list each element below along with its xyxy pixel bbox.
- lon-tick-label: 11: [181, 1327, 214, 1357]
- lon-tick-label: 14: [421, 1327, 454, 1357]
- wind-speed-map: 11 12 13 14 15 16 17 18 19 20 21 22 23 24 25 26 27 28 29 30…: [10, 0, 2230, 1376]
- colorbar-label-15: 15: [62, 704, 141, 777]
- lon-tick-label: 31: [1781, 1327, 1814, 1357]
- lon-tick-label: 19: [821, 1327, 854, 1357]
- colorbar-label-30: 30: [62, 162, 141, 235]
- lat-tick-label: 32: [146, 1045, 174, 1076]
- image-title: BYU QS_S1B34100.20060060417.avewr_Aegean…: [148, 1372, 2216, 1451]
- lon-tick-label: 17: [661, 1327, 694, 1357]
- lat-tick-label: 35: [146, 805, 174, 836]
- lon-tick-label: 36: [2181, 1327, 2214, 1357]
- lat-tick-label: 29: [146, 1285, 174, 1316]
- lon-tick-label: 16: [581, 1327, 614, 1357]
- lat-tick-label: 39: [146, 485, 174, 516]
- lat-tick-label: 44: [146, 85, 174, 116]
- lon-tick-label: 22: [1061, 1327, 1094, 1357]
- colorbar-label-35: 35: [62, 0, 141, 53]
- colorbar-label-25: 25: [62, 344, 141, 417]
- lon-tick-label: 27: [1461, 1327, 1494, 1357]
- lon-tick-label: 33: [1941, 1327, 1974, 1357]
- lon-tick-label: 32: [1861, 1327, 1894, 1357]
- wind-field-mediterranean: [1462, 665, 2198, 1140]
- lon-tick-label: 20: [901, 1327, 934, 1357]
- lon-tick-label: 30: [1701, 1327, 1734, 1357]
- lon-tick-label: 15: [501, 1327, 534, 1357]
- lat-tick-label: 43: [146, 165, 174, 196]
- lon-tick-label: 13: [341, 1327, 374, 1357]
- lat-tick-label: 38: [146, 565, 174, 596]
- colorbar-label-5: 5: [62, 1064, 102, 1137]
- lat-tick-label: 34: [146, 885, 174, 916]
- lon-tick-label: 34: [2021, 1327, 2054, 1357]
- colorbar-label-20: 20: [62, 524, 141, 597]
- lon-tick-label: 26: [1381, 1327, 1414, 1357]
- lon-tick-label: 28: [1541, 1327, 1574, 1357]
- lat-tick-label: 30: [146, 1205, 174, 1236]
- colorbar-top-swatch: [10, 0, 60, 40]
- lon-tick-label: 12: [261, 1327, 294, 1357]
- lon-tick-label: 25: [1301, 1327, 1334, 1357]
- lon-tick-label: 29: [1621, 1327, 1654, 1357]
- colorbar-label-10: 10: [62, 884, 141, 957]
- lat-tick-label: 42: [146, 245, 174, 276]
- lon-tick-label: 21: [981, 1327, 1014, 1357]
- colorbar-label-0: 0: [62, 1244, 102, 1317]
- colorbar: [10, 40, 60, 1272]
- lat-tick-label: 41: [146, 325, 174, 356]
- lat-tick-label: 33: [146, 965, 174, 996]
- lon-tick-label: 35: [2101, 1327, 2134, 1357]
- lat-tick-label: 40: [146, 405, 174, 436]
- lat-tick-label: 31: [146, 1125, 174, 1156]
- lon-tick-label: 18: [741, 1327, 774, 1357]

What needs to be done. Transcribe the lines above without changes, from the first line down to and including the line with "- lon-tick-label: 32: [1861, 1327, 1894, 1357]".

Finished exercise.
list each element below along with its xyxy pixel bbox.
- lon-tick-label: 11: [181, 1327, 214, 1357]
- lon-tick-label: 14: [421, 1327, 454, 1357]
- wind-speed-map: 11 12 13 14 15 16 17 18 19 20 21 22 23 24 25 26 27 28 29 30…: [10, 0, 2230, 1376]
- colorbar-label-15: 15: [62, 704, 141, 777]
- lon-tick-label: 31: [1781, 1327, 1814, 1357]
- lon-tick-label: 19: [821, 1327, 854, 1357]
- colorbar-label-30: 30: [62, 162, 141, 235]
- lat-tick-label: 32: [146, 1045, 174, 1076]
- image-title: BYU QS_S1B34100.20060060417.avewr_Aegean…: [148, 1372, 2216, 1451]
- lon-tick-label: 17: [661, 1327, 694, 1357]
- lat-tick-label: 35: [146, 805, 174, 836]
- lon-tick-label: 36: [2181, 1327, 2214, 1357]
- lat-tick-label: 29: [146, 1285, 174, 1316]
- lon-tick-label: 16: [581, 1327, 614, 1357]
- lat-tick-label: 39: [146, 485, 174, 516]
- lat-tick-label: 44: [146, 85, 174, 116]
- lon-tick-label: 22: [1061, 1327, 1094, 1357]
- colorbar-label-35: 35: [62, 0, 141, 53]
- colorbar-label-25: 25: [62, 344, 141, 417]
- lon-tick-label: 27: [1461, 1327, 1494, 1357]
- lon-tick-label: 33: [1941, 1327, 1974, 1357]
- lon-tick-label: 32: [1861, 1327, 1894, 1357]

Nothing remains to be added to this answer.